• **WRITTEN EXERCISE 1**:
Please answer these from the Beretta forum thread, one answer per line, marked the same way:
(a) What price did the first poster pay for them new at the Houston gun shows?
(b) About how much does the factory "D" spring take off the DA pull?
(c) How old does BigHead say he is?
• **WRITTEN EXERCISE 2**: Copy the Beretta forum thread between "Thanks for the" and "do enter my mind.", inclusive, swapping every "SIG" for "Glock".
• **WRITTEN EXERCISE 3**: Extend the Beretta forum thread, starting right after its final line.

• **READING TEXT**:
Yes, I bought some, years ago, for $425 new at large Houston gun shows. Great platform. I've owned a ton of them over the years. I always change the hammer spring to a factory "D" spring - takes about 3lbs off the DA pull, and .5 a pound or so off the SA pull. It's a factory part, Beretta puts in some of their models, so it is still reliable.

Many people here put in much lower powered hammer springs to further reduce the weight. But often after 6 months to a year, you can get light hammer strikes that way, after the spring breaks in. So, I never go any lighter than the "D" spring..


----------



## oldphart (Oct 20, 2007)

Shipwreck said:


> Yes, I bought some, years ago, for $425 new at large Houston gun shows. Great platform. I've owned a ton of them over the years. I always change the hammer spring to a factory "D" spring - takes about 3lbs off the DA pull, and .5 a pound or so off the SA pull. It's a factory part, Beretta puts in some of their models, so it is still reliable.
> 
> Many people here put in much lower powered hammer springs to further reduce the weight. But often after 6 months to a year, you can get light hammer strikes that way, after the spring breaks in. So, I never go any lighter than the "D" spring..


Thanks for the hammer spring info, Shipwreck. Sounds like a good thing to do.


----------



## BigHead (Jul 5, 2015)

I like the Beretta, I have fired the Army model, and it is very accurate and easy to shoot.
The hoopla about the SIG doesn’t faze me, and if it’s better than the Beretta, well fine.

I am considering getting another gun, probably my last one since I am 65 years old, and the SIG doesn’t even enter my mind. But a Beretta M92 and a Ruger 1911 .45, they do enter my mind.

Call me stodgey and I won’t mind. OK, I am going to listen to some Peter Paul and Mary now.😀


----------



## oldphart (Oct 20, 2007)

• **AVAILABLE DATA**:
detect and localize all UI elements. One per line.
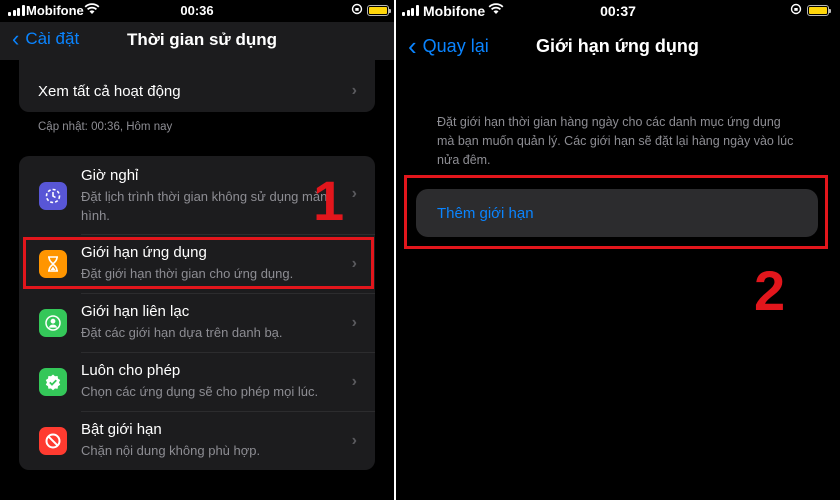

• **TASK ANSWER 1**:
(a) $425
(b) About 3 lbs
(c) 65

• **TASK ANSWER 2**:
Thanks for the hammer spring info, Shipwreck. Sounds like a good thing to do.


----------



## BigHead (Jul 5, 2015)

I like the Beretta, I have fired the Army model, and it is very accurate and easy to shoot.
The hoopla about the Glock doesn’t faze me, and if it’s better than the Beretta, well fine.

I am considering getting another gun, probably my last one since I am 65 years old, and the Glock doesn’t even enter my mind. But a Beretta M92 and a Ruger 1911 .45, they do enter my mind.

• **TASK ANSWER 3**:
I looked at the Sig. The only advantage I can see is that it's lighter. Maybe Sig underbid Beretta.


----------



## pareto (Jul 23, 2021)

Wasn't the big thing with the Sig the modularity? That simplifies maintenance for a large bureaucratic organization.


----------



## oldphart (Oct 20, 2007)

Could be.


----------



## oldphart (Oct 20, 2007)

oldphart said:


> Thanks for the hammer spring info, Shipwreck. Sounds like a good thing to do.


Just took the 92fs in for D spring conversion.


----------



## Shipwreck (Jan 26, 2006)

oldphart said:


> Just took the 92fs in for D spring conversion.


It is so easy to do it yourself. There are many Youtube videos that show how to do it.


----------



## berettatoter (Sep 1, 2011)

The 92 is one of the best shooting pistols that I have ever shot. I love it in every way...except for trying to carry it. Sigh.


----------



## oldphart (Oct 20, 2007)

It's a little heavy for carry.


----------



## berettatoter (Sep 1, 2011)

oldphart said:


> It's a little heavy for carry.


I can do mine, at times. I carry it left handed, because of sciatic problems on my right side.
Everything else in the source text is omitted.